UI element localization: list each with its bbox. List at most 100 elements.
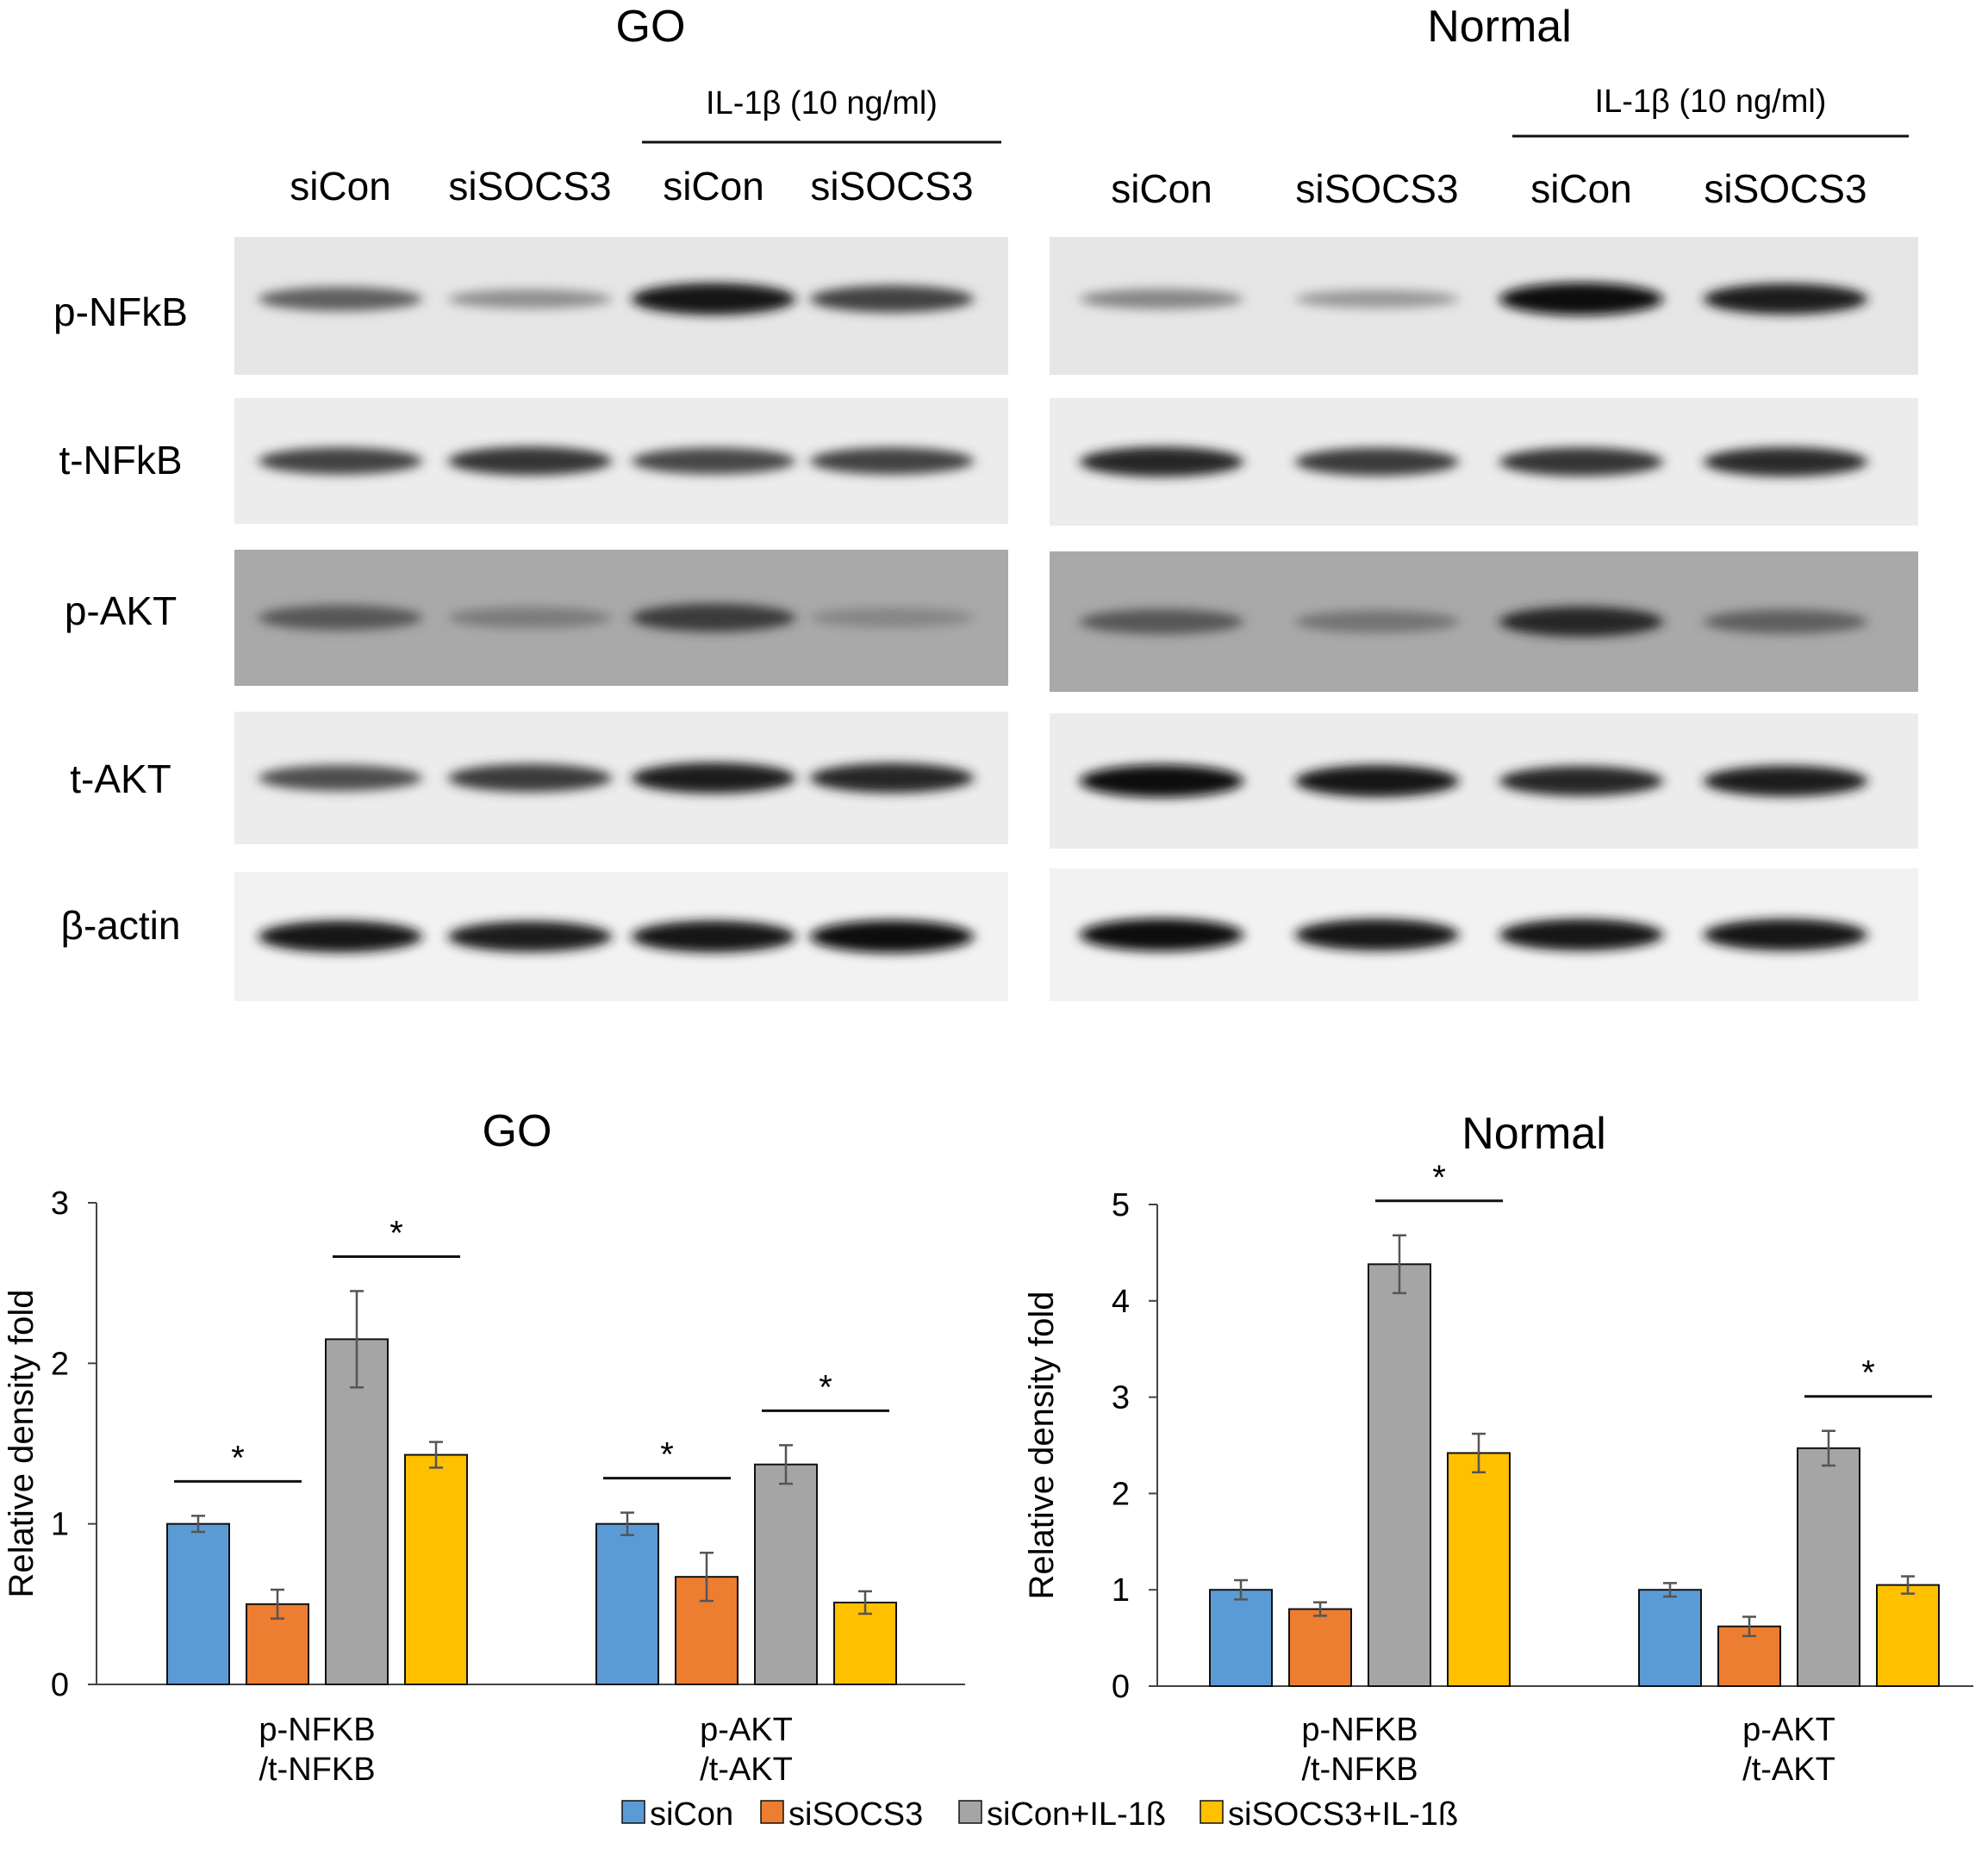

...

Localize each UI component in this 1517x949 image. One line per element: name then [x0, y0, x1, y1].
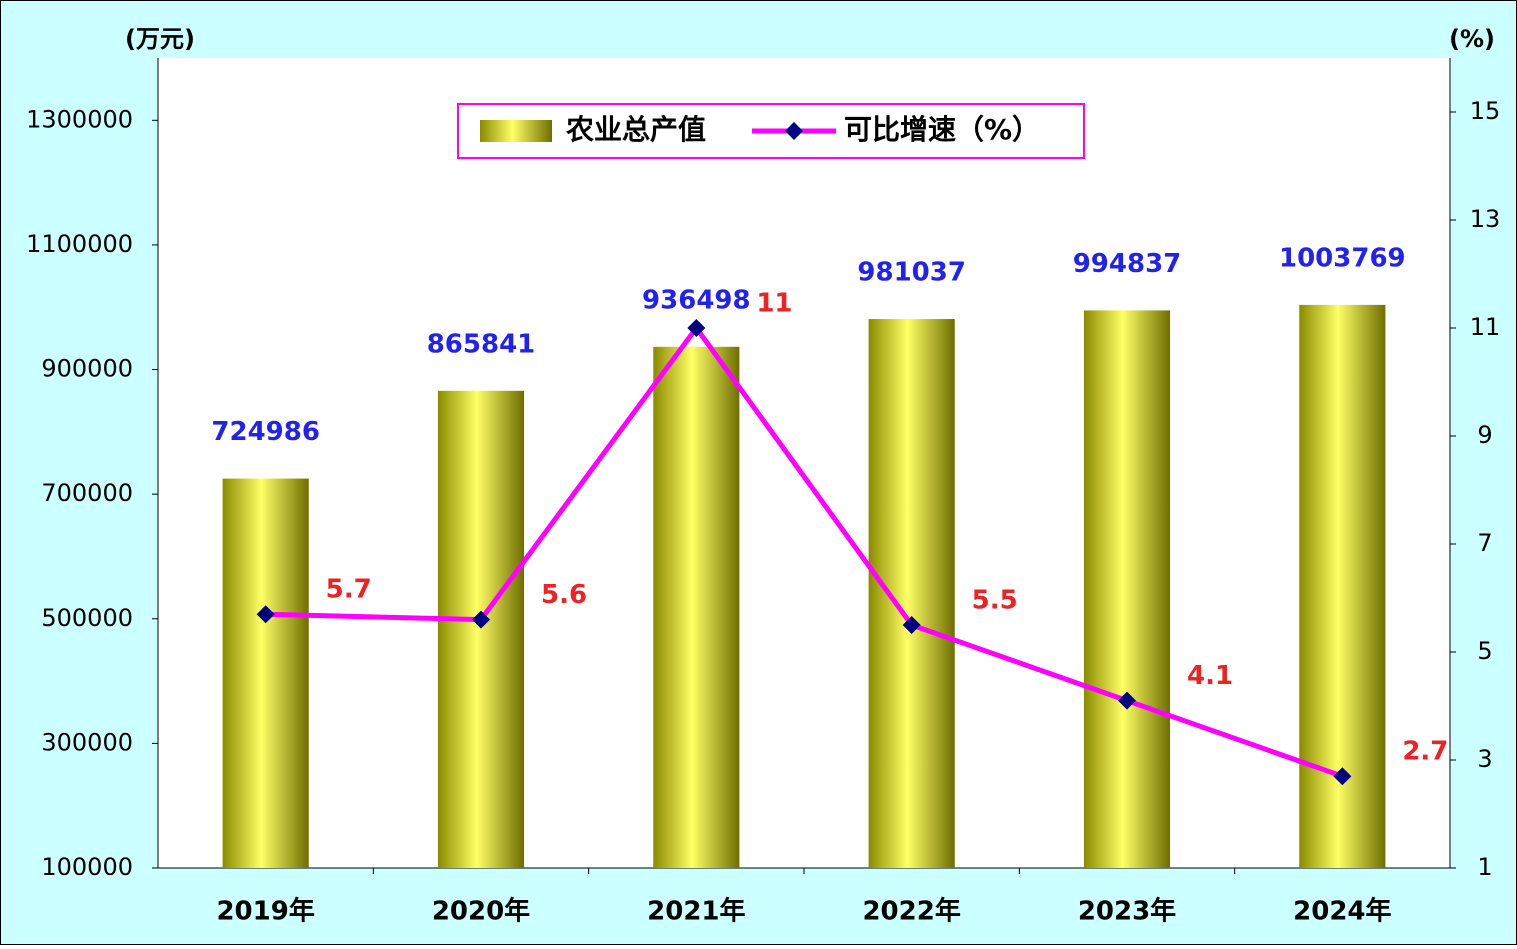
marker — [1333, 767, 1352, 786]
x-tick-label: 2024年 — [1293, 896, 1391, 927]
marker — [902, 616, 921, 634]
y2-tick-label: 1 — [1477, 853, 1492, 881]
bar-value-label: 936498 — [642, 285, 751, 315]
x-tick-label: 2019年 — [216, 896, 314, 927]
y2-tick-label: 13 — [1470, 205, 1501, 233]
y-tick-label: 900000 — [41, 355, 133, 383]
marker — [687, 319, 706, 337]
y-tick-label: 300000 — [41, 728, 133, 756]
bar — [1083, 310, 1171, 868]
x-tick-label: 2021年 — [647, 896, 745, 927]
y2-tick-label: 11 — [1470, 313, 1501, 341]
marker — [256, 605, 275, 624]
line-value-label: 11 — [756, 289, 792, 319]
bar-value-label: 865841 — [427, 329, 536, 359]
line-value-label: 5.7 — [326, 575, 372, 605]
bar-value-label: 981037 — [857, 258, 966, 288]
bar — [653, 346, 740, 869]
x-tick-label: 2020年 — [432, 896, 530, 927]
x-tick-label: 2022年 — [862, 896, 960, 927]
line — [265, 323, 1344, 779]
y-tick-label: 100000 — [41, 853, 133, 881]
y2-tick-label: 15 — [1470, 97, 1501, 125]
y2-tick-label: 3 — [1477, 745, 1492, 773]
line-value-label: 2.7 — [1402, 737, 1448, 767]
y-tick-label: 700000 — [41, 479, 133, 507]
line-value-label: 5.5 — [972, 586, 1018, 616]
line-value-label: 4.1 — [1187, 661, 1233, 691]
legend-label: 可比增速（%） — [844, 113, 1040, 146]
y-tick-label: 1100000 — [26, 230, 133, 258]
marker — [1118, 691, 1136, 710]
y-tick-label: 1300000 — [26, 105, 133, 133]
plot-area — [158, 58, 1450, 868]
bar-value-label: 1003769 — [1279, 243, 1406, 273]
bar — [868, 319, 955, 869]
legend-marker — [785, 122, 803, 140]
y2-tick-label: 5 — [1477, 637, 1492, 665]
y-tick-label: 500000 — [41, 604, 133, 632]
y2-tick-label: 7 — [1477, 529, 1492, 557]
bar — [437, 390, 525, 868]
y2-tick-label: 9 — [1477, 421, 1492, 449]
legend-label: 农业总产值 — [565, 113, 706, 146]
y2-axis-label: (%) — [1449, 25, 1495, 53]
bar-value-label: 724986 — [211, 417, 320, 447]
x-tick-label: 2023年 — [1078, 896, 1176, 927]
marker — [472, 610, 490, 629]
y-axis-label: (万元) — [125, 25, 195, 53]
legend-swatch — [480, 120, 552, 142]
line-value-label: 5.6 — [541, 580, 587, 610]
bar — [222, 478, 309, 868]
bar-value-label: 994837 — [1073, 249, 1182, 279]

---

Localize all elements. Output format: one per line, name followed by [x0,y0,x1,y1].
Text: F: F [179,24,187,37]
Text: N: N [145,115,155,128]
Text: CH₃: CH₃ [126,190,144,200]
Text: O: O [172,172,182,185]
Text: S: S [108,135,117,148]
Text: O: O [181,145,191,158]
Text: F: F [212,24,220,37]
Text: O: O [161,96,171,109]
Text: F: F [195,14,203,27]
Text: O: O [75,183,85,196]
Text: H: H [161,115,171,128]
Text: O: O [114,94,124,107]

▶ _SHORT EXERCISE_: Please retype the part of the material that opens with the line containing "Localize all elements." and closes with the line containing "Text: H: H [161,115,171,128]", including both of those lines and copying every character unchanged.

▶ _CORRECT OUTPUT_:
Localize all elements. Output format: one per line, name followed by [x0,y0,x1,y1].
Text: F: F [179,24,187,37]
Text: N: N [145,115,155,128]
Text: CH₃: CH₃ [126,190,144,200]
Text: O: O [172,172,182,185]
Text: S: S [108,135,117,148]
Text: O: O [181,145,191,158]
Text: F: F [212,24,220,37]
Text: O: O [161,96,171,109]
Text: F: F [195,14,203,27]
Text: O: O [75,183,85,196]
Text: H: H [161,115,171,128]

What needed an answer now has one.